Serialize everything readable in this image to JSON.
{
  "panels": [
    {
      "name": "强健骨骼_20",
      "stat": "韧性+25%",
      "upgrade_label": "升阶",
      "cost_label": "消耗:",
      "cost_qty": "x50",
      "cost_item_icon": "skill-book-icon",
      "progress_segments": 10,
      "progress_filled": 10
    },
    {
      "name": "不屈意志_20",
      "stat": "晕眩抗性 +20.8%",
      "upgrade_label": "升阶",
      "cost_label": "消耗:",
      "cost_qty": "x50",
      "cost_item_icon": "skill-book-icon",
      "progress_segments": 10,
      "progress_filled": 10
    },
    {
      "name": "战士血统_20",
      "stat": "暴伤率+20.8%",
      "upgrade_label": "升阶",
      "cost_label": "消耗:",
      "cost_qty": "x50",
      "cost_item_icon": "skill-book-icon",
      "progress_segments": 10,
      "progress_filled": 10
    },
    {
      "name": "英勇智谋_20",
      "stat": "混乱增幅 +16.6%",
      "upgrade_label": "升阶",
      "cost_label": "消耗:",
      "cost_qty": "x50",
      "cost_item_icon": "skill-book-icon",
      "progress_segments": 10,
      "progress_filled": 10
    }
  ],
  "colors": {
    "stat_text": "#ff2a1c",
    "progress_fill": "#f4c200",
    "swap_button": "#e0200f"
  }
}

GIVEN EXERCISE: Once more, set down the full listing, verbatim.

COMPLETE OUTPUT:
Serialize everything readable in this image to JSON.
{
  "panels": [
    {
      "name": "强健骨骼_20",
      "stat": "韧性+25%",
      "upgrade_label": "升阶",
      "cost_label": "消耗:",
      "cost_qty": "x50",
      "cost_item_icon": "skill-book-icon",
      "progress_segments": 10,
      "progress_filled": 10
    },
    {
      "name": "不屈意志_20",
      "stat": "晕眩抗性 +20.8%",
      "upgrade_label": "升阶",
      "cost_label": "消耗:",
      "cost_qty": "x50",
      "cost_item_icon": "skill-book-icon",
      "progress_segments": 10,
      "progress_filled": 10
    },
    {
      "name": "战士血统_20",
      "stat": "暴伤率+20.8%",
      "upgrade_label": "升阶",
      "cost_label": "消耗:",
      "cost_qty": "x50",
      "cost_item_icon": "skill-book-icon",
      "progress_segments": 10,
      "progress_filled": 10
    },
    {
      "name": "英勇智谋_20",
      "stat": "混乱增幅 +16.6%",
      "upgrade_label": "升阶",
      "cost_label": "消耗:",
      "cost_qty": "x50",
      "cost_item_icon": "skill-book-icon",
      "progress_segments": 10,
      "progress_filled": 10
    }
  ],
  "colors": {
    "stat_text": "#ff2a1c",
    "progress_fill": "#f4c200",
    "swap_button": "#e0200f"
  }
}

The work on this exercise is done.